◆ **Do this**:
Could you write out every record below exactly, leaving out any pictures?

◆ **Provided records**:
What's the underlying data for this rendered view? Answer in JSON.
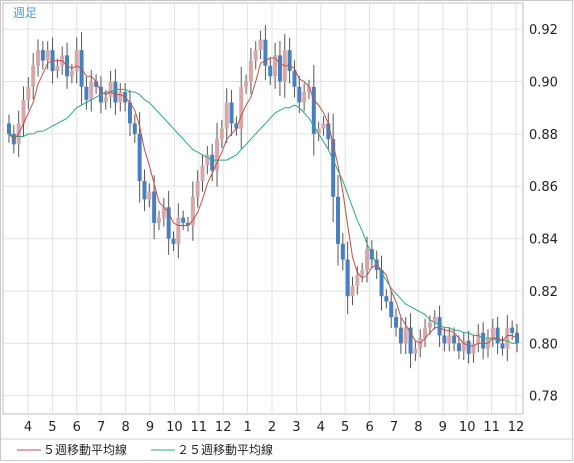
{
  "chart_data": {
    "type": "candlestick",
    "period_label": "週足",
    "x_tick_labels": [
      "4",
      "5",
      "6",
      "7",
      "8",
      "9",
      "10",
      "11",
      "12",
      "1",
      "2",
      "3",
      "4",
      "5",
      "6",
      "7",
      "8",
      "9",
      "10",
      "11",
      "12"
    ],
    "y_ticks": [
      0.78,
      0.8,
      0.82,
      0.84,
      0.86,
      0.88,
      0.9,
      0.92
    ],
    "ylim": [
      0.773,
      0.93
    ],
    "grid": true,
    "colors": {
      "up": "#d8a8a8",
      "down": "#4a7fbf",
      "ma5": "#c0504d",
      "ma25": "#2aa88a",
      "grid": "#e2e2e2"
    },
    "series": [
      {
        "name": "５週移動平均線",
        "type": "line",
        "color": "#c0504d"
      },
      {
        "name": "２５週移動平均線",
        "type": "line",
        "color": "#2aa88a"
      }
    ],
    "closes": [
      0.88,
      0.876,
      0.884,
      0.893,
      0.898,
      0.906,
      0.912,
      0.908,
      0.912,
      0.904,
      0.906,
      0.91,
      0.902,
      0.904,
      0.912,
      0.898,
      0.893,
      0.9,
      0.898,
      0.892,
      0.894,
      0.9,
      0.892,
      0.896,
      0.892,
      0.884,
      0.88,
      0.862,
      0.855,
      0.858,
      0.846,
      0.848,
      0.852,
      0.84,
      0.838,
      0.848,
      0.846,
      0.845,
      0.856,
      0.862,
      0.868,
      0.872,
      0.866,
      0.878,
      0.882,
      0.892,
      0.884,
      0.882,
      0.898,
      0.9,
      0.908,
      0.912,
      0.916,
      0.906,
      0.902,
      0.91,
      0.9,
      0.912,
      0.904,
      0.898,
      0.892,
      0.896,
      0.898,
      0.88,
      0.882,
      0.884,
      0.878,
      0.856,
      0.838,
      0.832,
      0.818,
      0.822,
      0.826,
      0.828,
      0.836,
      0.832,
      0.828,
      0.818,
      0.816,
      0.81,
      0.806,
      0.8,
      0.806,
      0.796,
      0.798,
      0.802,
      0.806,
      0.808,
      0.81,
      0.803,
      0.8,
      0.803,
      0.8,
      0.797,
      0.801,
      0.796,
      0.8,
      0.804,
      0.798,
      0.802,
      0.806,
      0.8,
      0.798,
      0.806,
      0.804,
      0.8
    ],
    "ma5": [
      0.88,
      0.878,
      0.88,
      0.884,
      0.888,
      0.892,
      0.899,
      0.903,
      0.907,
      0.908,
      0.908,
      0.908,
      0.906,
      0.905,
      0.906,
      0.905,
      0.902,
      0.902,
      0.9,
      0.896,
      0.895,
      0.896,
      0.895,
      0.895,
      0.894,
      0.892,
      0.889,
      0.883,
      0.874,
      0.868,
      0.861,
      0.854,
      0.852,
      0.85,
      0.846,
      0.845,
      0.845,
      0.845,
      0.847,
      0.85,
      0.855,
      0.861,
      0.865,
      0.869,
      0.873,
      0.878,
      0.88,
      0.882,
      0.887,
      0.891,
      0.894,
      0.9,
      0.907,
      0.908,
      0.909,
      0.909,
      0.907,
      0.906,
      0.906,
      0.905,
      0.901,
      0.9,
      0.898,
      0.893,
      0.891,
      0.888,
      0.884,
      0.876,
      0.868,
      0.858,
      0.845,
      0.833,
      0.827,
      0.825,
      0.826,
      0.829,
      0.83,
      0.828,
      0.826,
      0.82,
      0.816,
      0.81,
      0.807,
      0.804,
      0.801,
      0.8,
      0.802,
      0.804,
      0.806,
      0.806,
      0.805,
      0.805,
      0.804,
      0.802,
      0.8,
      0.799,
      0.799,
      0.8,
      0.8,
      0.8,
      0.802,
      0.802,
      0.801,
      0.803,
      0.803,
      0.802
    ],
    "ma25": [
      0.88,
      0.879,
      0.879,
      0.879,
      0.88,
      0.88,
      0.881,
      0.881,
      0.882,
      0.883,
      0.884,
      0.885,
      0.886,
      0.888,
      0.89,
      0.891,
      0.892,
      0.893,
      0.894,
      0.895,
      0.896,
      0.896,
      0.897,
      0.897,
      0.897,
      0.896,
      0.896,
      0.895,
      0.893,
      0.892,
      0.89,
      0.888,
      0.886,
      0.884,
      0.882,
      0.88,
      0.878,
      0.876,
      0.874,
      0.873,
      0.872,
      0.871,
      0.87,
      0.87,
      0.87,
      0.87,
      0.871,
      0.872,
      0.874,
      0.876,
      0.878,
      0.88,
      0.882,
      0.884,
      0.886,
      0.888,
      0.889,
      0.89,
      0.89,
      0.891,
      0.89,
      0.888,
      0.886,
      0.883,
      0.88,
      0.877,
      0.874,
      0.87,
      0.866,
      0.862,
      0.857,
      0.852,
      0.847,
      0.843,
      0.838,
      0.834,
      0.83,
      0.827,
      0.824,
      0.821,
      0.819,
      0.817,
      0.815,
      0.814,
      0.813,
      0.812,
      0.811,
      0.809,
      0.808,
      0.807,
      0.806,
      0.806,
      0.805,
      0.805,
      0.804,
      0.804,
      0.803,
      0.803,
      0.802,
      0.802,
      0.802,
      0.801,
      0.801,
      0.801,
      0.8,
      0.8
    ]
  }
}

◆ **Correct answer**:
What's the underlying data for this rendered view? Answer in JSON.
{
  "chart_data": {
    "type": "candlestick",
    "period_label": "週足",
    "x_tick_labels": [
      "4",
      "5",
      "6",
      "7",
      "8",
      "9",
      "10",
      "11",
      "12",
      "1",
      "2",
      "3",
      "4",
      "5",
      "6",
      "7",
      "8",
      "9",
      "10",
      "11",
      "12"
    ],
    "y_ticks": [
      0.78,
      0.8,
      0.82,
      0.84,
      0.86,
      0.88,
      0.9,
      0.92
    ],
    "ylim": [
      0.773,
      0.93
    ],
    "grid": true,
    "colors": {
      "up": "#d8a8a8",
      "down": "#4a7fbf",
      "ma5": "#c0504d",
      "ma25": "#2aa88a",
      "grid": "#e2e2e2"
    },
    "series": [
      {
        "name": "５週移動平均線",
        "type": "line",
        "color": "#c0504d"
      },
      {
        "name": "２５週移動平均線",
        "type": "line",
        "color": "#2aa88a"
      }
    ],
    "closes": [
      0.88,
      0.876,
      0.884,
      0.893,
      0.898,
      0.906,
      0.912,
      0.908,
      0.912,
      0.904,
      0.906,
      0.91,
      0.902,
      0.904,
      0.912,
      0.898,
      0.893,
      0.9,
      0.898,
      0.892,
      0.894,
      0.9,
      0.892,
      0.896,
      0.892,
      0.884,
      0.88,
      0.862,
      0.855,
      0.858,
      0.846,
      0.848,
      0.852,
      0.84,
      0.838,
      0.848,
      0.846,
      0.845,
      0.856,
      0.862,
      0.868,
      0.872,
      0.866,
      0.878,
      0.882,
      0.892,
      0.884,
      0.882,
      0.898,
      0.9,
      0.908,
      0.912,
      0.916,
      0.906,
      0.902,
      0.91,
      0.9,
      0.912,
      0.904,
      0.898,
      0.892,
      0.896,
      0.898,
      0.88,
      0.882,
      0.884,
      0.878,
      0.856,
      0.838,
      0.832,
      0.818,
      0.822,
      0.826,
      0.828,
      0.836,
      0.832,
      0.828,
      0.818,
      0.816,
      0.81,
      0.806,
      0.8,
      0.806,
      0.796,
      0.798,
      0.802,
      0.806,
      0.808,
      0.81,
      0.803,
      0.8,
      0.803,
      0.8,
      0.797,
      0.801,
      0.796,
      0.8,
      0.804,
      0.798,
      0.802,
      0.806,
      0.8,
      0.798,
      0.806,
      0.804,
      0.8
    ],
    "ma5": [
      0.88,
      0.878,
      0.88,
      0.884,
      0.888,
      0.892,
      0.899,
      0.903,
      0.907,
      0.908,
      0.908,
      0.908,
      0.906,
      0.905,
      0.906,
      0.905,
      0.902,
      0.902,
      0.9,
      0.896,
      0.895,
      0.896,
      0.895,
      0.895,
      0.894,
      0.892,
      0.889,
      0.883,
      0.874,
      0.868,
      0.861,
      0.854,
      0.852,
      0.85,
      0.846,
      0.845,
      0.845,
      0.845,
      0.847,
      0.85,
      0.855,
      0.861,
      0.865,
      0.869,
      0.873,
      0.878,
      0.88,
      0.882,
      0.887,
      0.891,
      0.894,
      0.9,
      0.907,
      0.908,
      0.909,
      0.909,
      0.907,
      0.906,
      0.906,
      0.905,
      0.901,
      0.9,
      0.898,
      0.893,
      0.891,
      0.888,
      0.884,
      0.876,
      0.868,
      0.858,
      0.845,
      0.833,
      0.827,
      0.825,
      0.826,
      0.829,
      0.83,
      0.828,
      0.826,
      0.82,
      0.816,
      0.81,
      0.807,
      0.804,
      0.801,
      0.8,
      0.802,
      0.804,
      0.806,
      0.806,
      0.805,
      0.805,
      0.804,
      0.802,
      0.8,
      0.799,
      0.799,
      0.8,
      0.8,
      0.8,
      0.802,
      0.802,
      0.801,
      0.803,
      0.803,
      0.802
    ],
    "ma25": [
      0.88,
      0.879,
      0.879,
      0.879,
      0.88,
      0.88,
      0.881,
      0.881,
      0.882,
      0.883,
      0.884,
      0.885,
      0.886,
      0.888,
      0.89,
      0.891,
      0.892,
      0.893,
      0.894,
      0.895,
      0.896,
      0.896,
      0.897,
      0.897,
      0.897,
      0.896,
      0.896,
      0.895,
      0.893,
      0.892,
      0.89,
      0.888,
      0.886,
      0.884,
      0.882,
      0.88,
      0.878,
      0.876,
      0.874,
      0.873,
      0.872,
      0.871,
      0.87,
      0.87,
      0.87,
      0.87,
      0.871,
      0.872,
      0.874,
      0.876,
      0.878,
      0.88,
      0.882,
      0.884,
      0.886,
      0.888,
      0.889,
      0.89,
      0.89,
      0.891,
      0.89,
      0.888,
      0.886,
      0.883,
      0.88,
      0.877,
      0.874,
      0.87,
      0.866,
      0.862,
      0.857,
      0.852,
      0.847,
      0.843,
      0.838,
      0.834,
      0.83,
      0.827,
      0.824,
      0.821,
      0.819,
      0.817,
      0.815,
      0.814,
      0.813,
      0.812,
      0.811,
      0.809,
      0.808,
      0.807,
      0.806,
      0.806,
      0.805,
      0.805,
      0.804,
      0.804,
      0.803,
      0.803,
      0.802,
      0.802,
      0.802,
      0.801,
      0.801,
      0.801,
      0.8,
      0.8
    ]
  }
}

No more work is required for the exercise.